### Stated problem:
For each line of the data below that holds "Corporation", copy the line.
start Record extracts
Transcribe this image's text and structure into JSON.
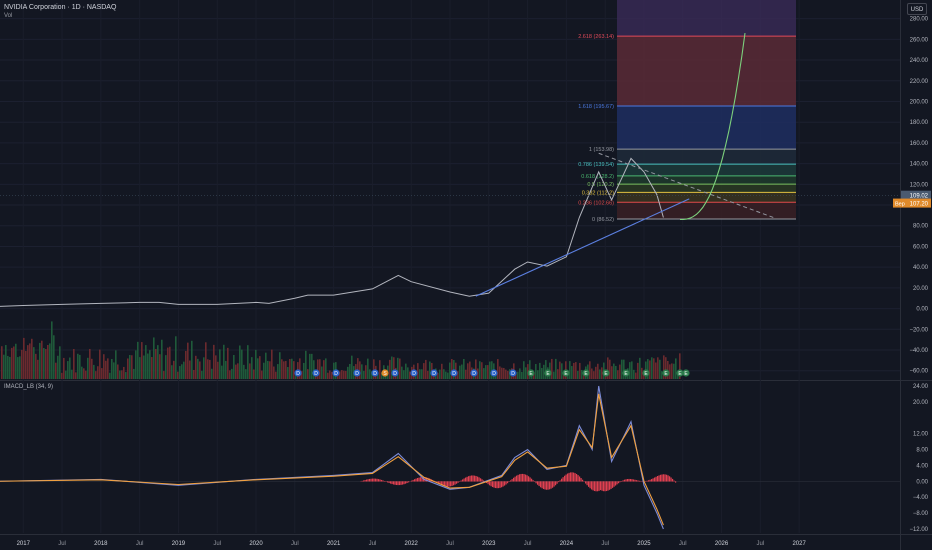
{
  "header": {
    "symbol": "NVIDIA Corporation · 1D · NASDAQ",
    "volume_label": "Vol",
    "currency": "USD",
    "indicator_label": "IMACD_LB (34, 9)"
  },
  "colors": {
    "background": "#131722",
    "price": "#b2b5be",
    "trendline": "#5b7fe0",
    "projection": "#7dd17d",
    "vol_up": "#1f5a3a",
    "vol_down": "#6b2a2e",
    "macd_line": "#7b8bd8",
    "signal_line": "#f0a040",
    "histogram": "#e04050",
    "last_price": "#4a5a70",
    "bep_price": "#e08a2a"
  },
  "chart_data": [
    {
      "type": "line",
      "title": "NVIDIA Corporation · 1D · NASDAQ",
      "x_ticks": [
        "2017",
        "Jul",
        "2018",
        "Jul",
        "2019",
        "Jul",
        "2020",
        "Jul",
        "2021",
        "Jul",
        "2022",
        "Jul",
        "2023",
        "Jul",
        "2024",
        "Jul",
        "2025",
        "Jul",
        "2026",
        "Jul",
        "2027"
      ],
      "y_ticks": [
        "280.00",
        "260.00",
        "240.00",
        "220.00",
        "200.00",
        "180.00",
        "160.00",
        "140.00",
        "120.00",
        "100.00",
        "80.00",
        "60.00",
        "40.00",
        "20.00",
        "0.00",
        "−20.00",
        "−40.00",
        "−60.00"
      ],
      "ylim": [
        -68,
        298
      ],
      "series": [
        {
          "x": [
            "2016-09",
            "2017-01",
            "2017-07",
            "2018-01",
            "2018-07",
            "2018-10",
            "2019-01",
            "2019-07",
            "2020-01",
            "2020-03",
            "2020-07",
            "2020-09",
            "2021-01",
            "2021-07",
            "2021-11",
            "2022-01",
            "2022-07",
            "2022-10",
            "2023-01",
            "2023-05",
            "2023-07",
            "2023-10",
            "2024-01",
            "2024-03",
            "2024-06",
            "2024-08",
            "2024-11",
            "2025-01",
            "2025-03",
            "2025-04"
          ],
          "y": [
            2,
            3,
            4,
            5,
            6,
            6,
            4,
            4,
            6,
            5,
            10,
            13,
            13,
            19,
            32,
            26,
            16,
            12,
            15,
            38,
            45,
            41,
            50,
            88,
            132,
            105,
            145,
            132,
            110,
            88
          ]
        }
      ],
      "volume_note": "Vol",
      "price_labels": [
        {
          "label": "",
          "value": "109.02"
        },
        {
          "label": "Bep",
          "value": "107.20"
        }
      ],
      "fibonacci": [
        {
          "label": "2.618 (263.14)",
          "value": 263.14,
          "color": "#e04a5a"
        },
        {
          "label": "1.618 (195.67)",
          "value": 195.67,
          "color": "#4a78e0"
        },
        {
          "label": "1 (153.98)",
          "value": 153.98,
          "color": "#9598a1"
        },
        {
          "label": "0.786 (139.54)",
          "value": 139.54,
          "color": "#4ac0c0"
        },
        {
          "label": "0.618 (128.2)",
          "value": 128.2,
          "color": "#4ab870"
        },
        {
          "label": "0.5 (120.2)",
          "value": 120.2,
          "color": "#7ac060"
        },
        {
          "label": "0.382 (112.2)",
          "value": 112.2,
          "color": "#e0c040"
        },
        {
          "label": "0.236 (102.66)",
          "value": 102.66,
          "color": "#e04a4a"
        },
        {
          "label": "0 (86.52)",
          "value": 86.52,
          "color": "#9598a1"
        }
      ],
      "events": [
        "D",
        "D",
        "D",
        "D",
        "D",
        "S",
        "D",
        "D",
        "D",
        "D",
        "D",
        "D",
        "D",
        "E",
        "E",
        "E",
        "E",
        "E",
        "E",
        "E",
        "E",
        "E",
        "E"
      ]
    },
    {
      "type": "line",
      "title": "IMACD_LB (34, 9)",
      "y_ticks": [
        "24.00",
        "20.00",
        "12.00",
        "8.00",
        "4.00",
        "0.00",
        "−4.00",
        "−8.00",
        "−12.00"
      ],
      "ylim": [
        -13,
        25
      ],
      "series": [
        {
          "x": [
            "2016-09",
            "2018-01",
            "2019-01",
            "2020-01",
            "2021-01",
            "2021-07",
            "2021-11",
            "2022-03",
            "2022-07",
            "2022-10",
            "2023-03",
            "2023-05",
            "2023-07",
            "2023-10",
            "2024-01",
            "2024-03",
            "2024-05",
            "2024-06",
            "2024-08",
            "2024-11",
            "2025-01",
            "2025-03",
            "2025-04"
          ],
          "y": [
            0,
            0.5,
            -1,
            0.5,
            1.5,
            2.2,
            7,
            0.5,
            -2,
            -1.5,
            1.5,
            6,
            8,
            3,
            4,
            14,
            8,
            24,
            5,
            15,
            -1,
            -8,
            -12
          ]
        },
        {
          "x": [
            "2016-09",
            "2018-01",
            "2019-01",
            "2020-01",
            "2021-01",
            "2021-07",
            "2021-11",
            "2022-03",
            "2022-07",
            "2022-10",
            "2023-03",
            "2023-05",
            "2023-07",
            "2023-10",
            "2024-01",
            "2024-03",
            "2024-05",
            "2024-06",
            "2024-08",
            "2024-11",
            "2025-01",
            "2025-03",
            "2025-04"
          ],
          "y": [
            0,
            0.4,
            -0.8,
            0.4,
            1.3,
            2,
            6.2,
            1,
            -1.7,
            -1.5,
            1.2,
            5.3,
            7.4,
            3.3,
            3.8,
            13,
            8.5,
            22,
            6,
            14,
            0,
            -7,
            -11
          ]
        }
      ]
    }
  ]
}
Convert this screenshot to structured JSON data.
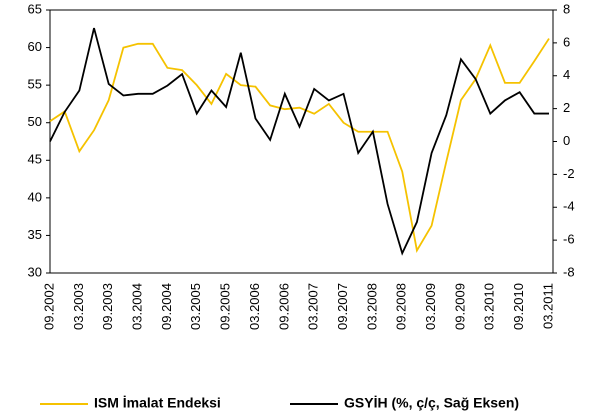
{
  "chart_data": {
    "type": "line",
    "categories": [
      "09.2002",
      null,
      "03.2003",
      null,
      "09.2003",
      null,
      "03.2004",
      null,
      "09.2004",
      null,
      "03.2005",
      null,
      "09.2005",
      null,
      "03.2006",
      null,
      "09.2006",
      null,
      "03.2007",
      null,
      "09.2007",
      null,
      "03.2008",
      null,
      "09.2008",
      null,
      "03.2009",
      null,
      "09.2009",
      null,
      "03.2010",
      null,
      "09.2010",
      null,
      "03.2011"
    ],
    "series": [
      {
        "name": "ISM İmalat Endeksi",
        "color": "#f5c200",
        "values": [
          50.2,
          51.5,
          46.2,
          49,
          53,
          60,
          60.5,
          60.5,
          57.3,
          57,
          55,
          52.5,
          56.5,
          55,
          54.8,
          52.3,
          51.8,
          52,
          51.2,
          52.5,
          50,
          48.8,
          48.8,
          48.8,
          43.5,
          33,
          36.3,
          44.8,
          53,
          55.8,
          60.3,
          55.3,
          55.3,
          58.2,
          61.2
        ]
      },
      {
        "name": "GSYİH (%, ç/ç, Sağ Eksen)",
        "color": "#000000",
        "axis": "y2",
        "values": [
          0,
          1.8,
          3.1,
          6.9,
          3.5,
          2.8,
          2.9,
          2.9,
          3.4,
          4.1,
          1.7,
          3.1,
          2.1,
          5.4,
          1.4,
          0.1,
          2.9,
          0.9,
          3.2,
          2.5,
          2.9,
          -0.7,
          0.6,
          -3.8,
          -6.8,
          -4.9,
          -0.7,
          1.6,
          5,
          3.8,
          1.7,
          2.5,
          3,
          1.7,
          1.7
        ]
      }
    ],
    "ylim": [
      30,
      65
    ],
    "yticks": [
      30,
      35,
      40,
      45,
      50,
      55,
      60,
      65
    ],
    "y2lim": [
      -8,
      8
    ],
    "y2ticks": [
      -8,
      -6,
      -4,
      -2,
      0,
      2,
      4,
      6,
      8
    ],
    "grid": false,
    "legend": "bottom"
  }
}
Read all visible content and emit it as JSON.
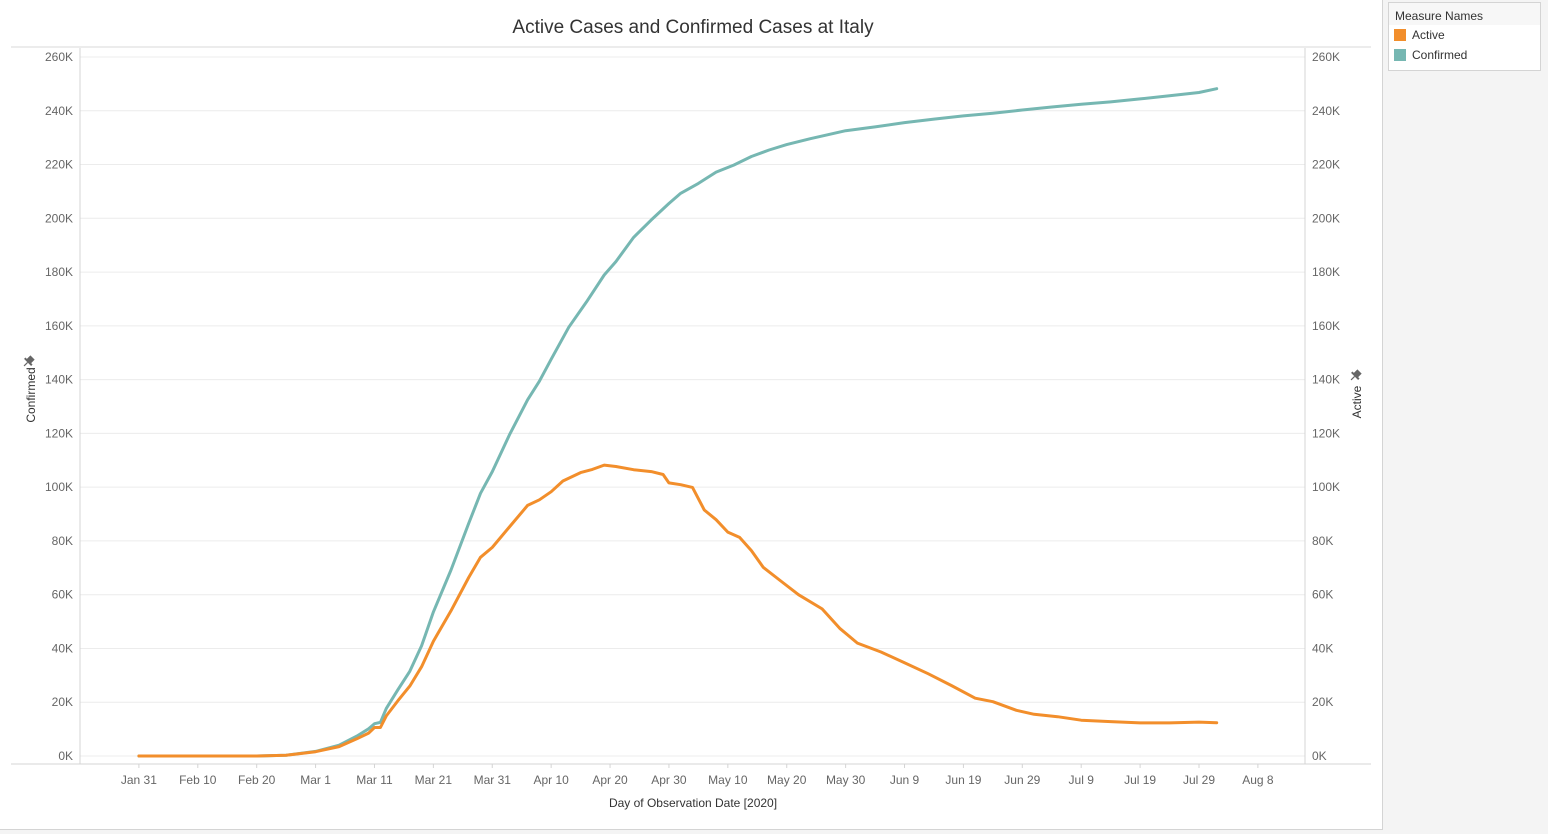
{
  "legend": {
    "title": "Measure Names",
    "items": [
      {
        "label": "Active",
        "color": "#f28e2b"
      },
      {
        "label": "Confirmed",
        "color": "#76b7b2"
      }
    ]
  },
  "chart_data": {
    "type": "line",
    "title": "Active Cases and Confirmed Cases at Italy",
    "xlabel": "Day of Observation Date [2020]",
    "ylabel_left": "Confirmed",
    "ylabel_right": "Active",
    "ylim": [
      0,
      260000
    ],
    "y_ticks": [
      0,
      20000,
      40000,
      60000,
      80000,
      100000,
      120000,
      140000,
      160000,
      180000,
      200000,
      220000,
      240000,
      260000
    ],
    "y_tick_labels": [
      "0K",
      "20K",
      "40K",
      "60K",
      "80K",
      "100K",
      "120K",
      "140K",
      "160K",
      "180K",
      "200K",
      "220K",
      "240K",
      "260K"
    ],
    "x_ticks": [
      "2020-01-31",
      "2020-02-10",
      "2020-02-20",
      "2020-03-01",
      "2020-03-11",
      "2020-03-21",
      "2020-03-31",
      "2020-04-10",
      "2020-04-20",
      "2020-04-30",
      "2020-05-10",
      "2020-05-20",
      "2020-05-30",
      "2020-06-09",
      "2020-06-19",
      "2020-06-29",
      "2020-07-09",
      "2020-07-19",
      "2020-07-29",
      "2020-08-08"
    ],
    "x_tick_labels": [
      "Jan 31",
      "Feb 10",
      "Feb 20",
      "Mar 1",
      "Mar 11",
      "Mar 21",
      "Mar 31",
      "Apr 10",
      "Apr 20",
      "Apr 30",
      "May 10",
      "May 20",
      "May 30",
      "Jun 9",
      "Jun 19",
      "Jun 29",
      "Jul 9",
      "Jul 19",
      "Jul 29",
      "Aug 8"
    ],
    "xlim": [
      "2020-01-21",
      "2020-08-16"
    ],
    "legend_position": "right",
    "grid": "horizontal",
    "series": [
      {
        "name": "Confirmed",
        "color": "#76b7b2",
        "axis": "left",
        "points": [
          [
            "2020-01-31",
            0
          ],
          [
            "2020-02-10",
            0
          ],
          [
            "2020-02-20",
            0
          ],
          [
            "2020-02-25",
            300
          ],
          [
            "2020-03-01",
            1700
          ],
          [
            "2020-03-05",
            4000
          ],
          [
            "2020-03-08",
            7400
          ],
          [
            "2020-03-10",
            10100
          ],
          [
            "2020-03-11",
            12000
          ],
          [
            "2020-03-12",
            12500
          ],
          [
            "2020-03-13",
            17700
          ],
          [
            "2020-03-15",
            24700
          ],
          [
            "2020-03-17",
            31500
          ],
          [
            "2020-03-19",
            41000
          ],
          [
            "2020-03-21",
            53600
          ],
          [
            "2020-03-24",
            69200
          ],
          [
            "2020-03-27",
            86500
          ],
          [
            "2020-03-29",
            97700
          ],
          [
            "2020-03-31",
            105800
          ],
          [
            "2020-04-03",
            119800
          ],
          [
            "2020-04-06",
            132500
          ],
          [
            "2020-04-08",
            139400
          ],
          [
            "2020-04-10",
            147600
          ],
          [
            "2020-04-13",
            159500
          ],
          [
            "2020-04-16",
            168900
          ],
          [
            "2020-04-19",
            178900
          ],
          [
            "2020-04-21",
            183900
          ],
          [
            "2020-04-24",
            192900
          ],
          [
            "2020-04-27",
            199400
          ],
          [
            "2020-04-30",
            205500
          ],
          [
            "2020-05-02",
            209300
          ],
          [
            "2020-05-05",
            213000
          ],
          [
            "2020-05-08",
            217200
          ],
          [
            "2020-05-11",
            219800
          ],
          [
            "2020-05-14",
            223000
          ],
          [
            "2020-05-17",
            225400
          ],
          [
            "2020-05-20",
            227400
          ],
          [
            "2020-05-24",
            229600
          ],
          [
            "2020-05-27",
            231100
          ],
          [
            "2020-05-30",
            232600
          ],
          [
            "2020-06-04",
            234000
          ],
          [
            "2020-06-09",
            235600
          ],
          [
            "2020-06-14",
            236900
          ],
          [
            "2020-06-19",
            238100
          ],
          [
            "2020-06-24",
            239100
          ],
          [
            "2020-06-29",
            240300
          ],
          [
            "2020-07-04",
            241400
          ],
          [
            "2020-07-09",
            242400
          ],
          [
            "2020-07-14",
            243300
          ],
          [
            "2020-07-19",
            244400
          ],
          [
            "2020-07-24",
            245600
          ],
          [
            "2020-07-29",
            246800
          ],
          [
            "2020-08-01",
            248200
          ]
        ]
      },
      {
        "name": "Active",
        "color": "#f28e2b",
        "axis": "right",
        "points": [
          [
            "2020-01-31",
            0
          ],
          [
            "2020-02-10",
            0
          ],
          [
            "2020-02-20",
            0
          ],
          [
            "2020-02-25",
            300
          ],
          [
            "2020-03-01",
            1600
          ],
          [
            "2020-03-05",
            3500
          ],
          [
            "2020-03-08",
            6400
          ],
          [
            "2020-03-10",
            8500
          ],
          [
            "2020-03-11",
            10600
          ],
          [
            "2020-03-12",
            10600
          ],
          [
            "2020-03-13",
            14900
          ],
          [
            "2020-03-15",
            20600
          ],
          [
            "2020-03-17",
            26000
          ],
          [
            "2020-03-19",
            33200
          ],
          [
            "2020-03-21",
            42700
          ],
          [
            "2020-03-24",
            54000
          ],
          [
            "2020-03-27",
            66400
          ],
          [
            "2020-03-29",
            73900
          ],
          [
            "2020-03-31",
            77600
          ],
          [
            "2020-04-03",
            85400
          ],
          [
            "2020-04-06",
            93200
          ],
          [
            "2020-04-08",
            95300
          ],
          [
            "2020-04-10",
            98300
          ],
          [
            "2020-04-12",
            102300
          ],
          [
            "2020-04-15",
            105400
          ],
          [
            "2020-04-17",
            106600
          ],
          [
            "2020-04-19",
            108200
          ],
          [
            "2020-04-21",
            107700
          ],
          [
            "2020-04-24",
            106500
          ],
          [
            "2020-04-27",
            105800
          ],
          [
            "2020-04-29",
            104700
          ],
          [
            "2020-04-30",
            101600
          ],
          [
            "2020-05-02",
            100900
          ],
          [
            "2020-05-04",
            99900
          ],
          [
            "2020-05-06",
            91500
          ],
          [
            "2020-05-08",
            87900
          ],
          [
            "2020-05-10",
            83300
          ],
          [
            "2020-05-12",
            81300
          ],
          [
            "2020-05-14",
            76400
          ],
          [
            "2020-05-16",
            70200
          ],
          [
            "2020-05-19",
            65100
          ],
          [
            "2020-05-22",
            60000
          ],
          [
            "2020-05-26",
            54700
          ],
          [
            "2020-05-29",
            47500
          ],
          [
            "2020-06-01",
            42000
          ],
          [
            "2020-06-05",
            38700
          ],
          [
            "2020-06-09",
            34700
          ],
          [
            "2020-06-13",
            30600
          ],
          [
            "2020-06-17",
            26200
          ],
          [
            "2020-06-21",
            21500
          ],
          [
            "2020-06-24",
            20200
          ],
          [
            "2020-06-28",
            17000
          ],
          [
            "2020-07-01",
            15500
          ],
          [
            "2020-07-05",
            14600
          ],
          [
            "2020-07-09",
            13300
          ],
          [
            "2020-07-14",
            12800
          ],
          [
            "2020-07-19",
            12300
          ],
          [
            "2020-07-24",
            12300
          ],
          [
            "2020-07-29",
            12600
          ],
          [
            "2020-08-01",
            12400
          ]
        ]
      }
    ]
  }
}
end Record extracts
### Exercise solution:
    "symbol": "NVIDIA Corporation · 1D · NASDAQ",
      "title": "NVIDIA Corporation · 1D · NASDAQ",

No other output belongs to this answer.